**Problem**
Reproduce the following material exactly, including every line.

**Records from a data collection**
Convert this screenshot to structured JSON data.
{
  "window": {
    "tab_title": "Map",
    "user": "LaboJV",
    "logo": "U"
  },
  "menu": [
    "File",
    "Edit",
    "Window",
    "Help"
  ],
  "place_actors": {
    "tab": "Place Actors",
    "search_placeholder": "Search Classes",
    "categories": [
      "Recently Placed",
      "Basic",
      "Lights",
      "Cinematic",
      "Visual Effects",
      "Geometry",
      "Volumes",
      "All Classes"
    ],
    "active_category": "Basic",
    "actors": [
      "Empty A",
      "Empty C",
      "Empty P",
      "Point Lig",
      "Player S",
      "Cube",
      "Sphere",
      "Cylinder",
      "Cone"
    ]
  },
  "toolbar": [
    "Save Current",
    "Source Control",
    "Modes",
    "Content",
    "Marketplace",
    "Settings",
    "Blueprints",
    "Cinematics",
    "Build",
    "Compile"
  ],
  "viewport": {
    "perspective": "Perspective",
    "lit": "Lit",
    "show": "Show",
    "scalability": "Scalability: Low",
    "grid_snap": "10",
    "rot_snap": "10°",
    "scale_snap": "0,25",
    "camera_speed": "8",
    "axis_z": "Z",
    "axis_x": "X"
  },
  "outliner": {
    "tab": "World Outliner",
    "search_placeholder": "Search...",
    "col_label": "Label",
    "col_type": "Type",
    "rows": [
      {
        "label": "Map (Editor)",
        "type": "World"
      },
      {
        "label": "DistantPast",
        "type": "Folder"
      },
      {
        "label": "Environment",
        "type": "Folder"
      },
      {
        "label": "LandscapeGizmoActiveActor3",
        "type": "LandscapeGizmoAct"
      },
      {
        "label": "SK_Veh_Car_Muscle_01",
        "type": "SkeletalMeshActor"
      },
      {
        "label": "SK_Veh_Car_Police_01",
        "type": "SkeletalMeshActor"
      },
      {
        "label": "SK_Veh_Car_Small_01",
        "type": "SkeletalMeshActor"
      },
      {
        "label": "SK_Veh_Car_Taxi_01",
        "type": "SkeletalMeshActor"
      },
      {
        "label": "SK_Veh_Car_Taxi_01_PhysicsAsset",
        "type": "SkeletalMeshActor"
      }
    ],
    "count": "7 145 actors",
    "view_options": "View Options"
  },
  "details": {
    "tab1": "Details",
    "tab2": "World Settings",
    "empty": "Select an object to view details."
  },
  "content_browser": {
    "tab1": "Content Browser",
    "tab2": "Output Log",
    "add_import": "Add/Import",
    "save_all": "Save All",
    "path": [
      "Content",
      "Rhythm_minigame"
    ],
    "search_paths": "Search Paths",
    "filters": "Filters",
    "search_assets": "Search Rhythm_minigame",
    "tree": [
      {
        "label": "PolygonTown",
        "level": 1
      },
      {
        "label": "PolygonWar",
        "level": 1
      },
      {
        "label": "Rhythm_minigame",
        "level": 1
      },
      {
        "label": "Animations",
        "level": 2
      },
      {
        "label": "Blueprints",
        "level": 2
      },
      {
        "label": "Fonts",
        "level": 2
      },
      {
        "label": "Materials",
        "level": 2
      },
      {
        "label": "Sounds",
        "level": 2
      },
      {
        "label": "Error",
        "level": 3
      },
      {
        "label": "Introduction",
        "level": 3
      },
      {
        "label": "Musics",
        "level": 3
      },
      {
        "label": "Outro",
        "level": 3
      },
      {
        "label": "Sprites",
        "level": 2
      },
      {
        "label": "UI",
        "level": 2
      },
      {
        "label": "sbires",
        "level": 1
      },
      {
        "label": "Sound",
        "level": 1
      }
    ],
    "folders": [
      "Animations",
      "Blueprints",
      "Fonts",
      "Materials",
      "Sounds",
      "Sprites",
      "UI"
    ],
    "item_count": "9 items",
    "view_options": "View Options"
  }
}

**Result of the exercise**
Convert this screenshot to structured JSON data.
{
  "window": {
    "tab_title": "Map",
    "user": "LaboJV",
    "logo": "U"
  },
  "menu": [
    "File",
    "Edit",
    "Window",
    "Help"
  ],
  "place_actors": {
    "tab": "Place Actors",
    "search_placeholder": "Search Classes",
    "categories": [
      "Recently Placed",
      "Basic",
      "Lights",
      "Cinematic",
      "Visual Effects",
      "Geometry",
      "Volumes",
      "All Classes"
    ],
    "active_category": "Basic",
    "actors": [
      "Empty A",
      "Empty C",
      "Empty P",
      "Point Lig",
      "Player S",
      "Cube",
      "Sphere",
      "Cylinder",
      "Cone"
    ]
  },
  "toolbar": [
    "Save Current",
    "Source Control",
    "Modes",
    "Content",
    "Marketplace",
    "Settings",
    "Blueprints",
    "Cinematics",
    "Build",
    "Compile"
  ],
  "viewport": {
    "perspective": "Perspective",
    "lit": "Lit",
    "show": "Show",
    "scalability": "Scalability: Low",
    "grid_snap": "10",
    "rot_snap": "10°",
    "scale_snap": "0,25",
    "camera_speed": "8",
    "axis_z": "Z",
    "axis_x": "X"
  },
  "outliner": {
    "tab": "World Outliner",
    "search_placeholder": "Search...",
    "col_label": "Label",
    "col_type": "Type",
    "rows": [
      {
        "label": "Map (Editor)",
        "type": "World"
      },
      {
        "label": "DistantPast",
        "type": "Folder"
      },
      {
        "label": "Environment",
        "type": "Folder"
      },
      {
        "label": "LandscapeGizmoActiveActor3",
        "type": "LandscapeGizmoAct"
      },
      {
        "label": "SK_Veh_Car_Muscle_01",
        "type": "SkeletalMeshActor"
      },
      {
        "label": "SK_Veh_Car_Police_01",
        "type": "SkeletalMeshActor"
      },
      {
        "label": "SK_Veh_Car_Small_01",
        "type": "SkeletalMeshActor"
      },
      {
        "label": "SK_Veh_Car_Taxi_01",
        "type": "SkeletalMeshActor"
      },
      {
        "label": "SK_Veh_Car_Taxi_01_PhysicsAsset",
        "type": "SkeletalMeshActor"
      }
    ],
    "count": "7 145 actors",
    "view_options": "View Options"
  },
  "details": {
    "tab1": "Details",
    "tab2": "World Settings",
    "empty": "Select an object to view details."
  },
  "content_browser": {
    "tab1": "Content Browser",
    "tab2": "Output Log",
    "add_import": "Add/Import",
    "save_all": "Save All",
    "path": [
      "Content",
      "Rhythm_minigame"
    ],
    "search_paths": "Search Paths",
    "filters": "Filters",
    "search_assets": "Search Rhythm_minigame",
    "tree": [
      {
        "label": "PolygonTown",
        "level": 1
      },
      {
        "label": "PolygonWar",
        "level": 1
      },
      {
        "label": "Rhythm_minigame",
        "level": 1
      },
      {
        "label": "Animations",
        "level": 2
      },
      {
        "label": "Blueprints",
        "level": 2
      },
      {
        "label": "Fonts",
        "level": 2
      },
      {
        "label": "Materials",
        "level": 2
      },
      {
        "label": "Sounds",
        "level": 2
      },
      {
        "label": "Error",
        "level": 3
      },
      {
        "label": "Introduction",
        "level": 3
      },
      {
        "label": "Musics",
        "level": 3
      },
      {
        "label": "Outro",
        "level": 3
      },
      {
        "label": "Sprites",
        "level": 2
      },
      {
        "label": "UI",
        "level": 2
      },
      {
        "label": "sbires",
        "level": 1
      },
      {
        "label": "Sound",
        "level": 1
      }
    ],
    "folders": [
      "Animations",
      "Blueprints",
      "Fonts",
      "Materials",
      "Sounds",
      "Sprites",
      "UI"
    ],
    "item_count": "9 items",
    "view_options": "View Options"
  }
}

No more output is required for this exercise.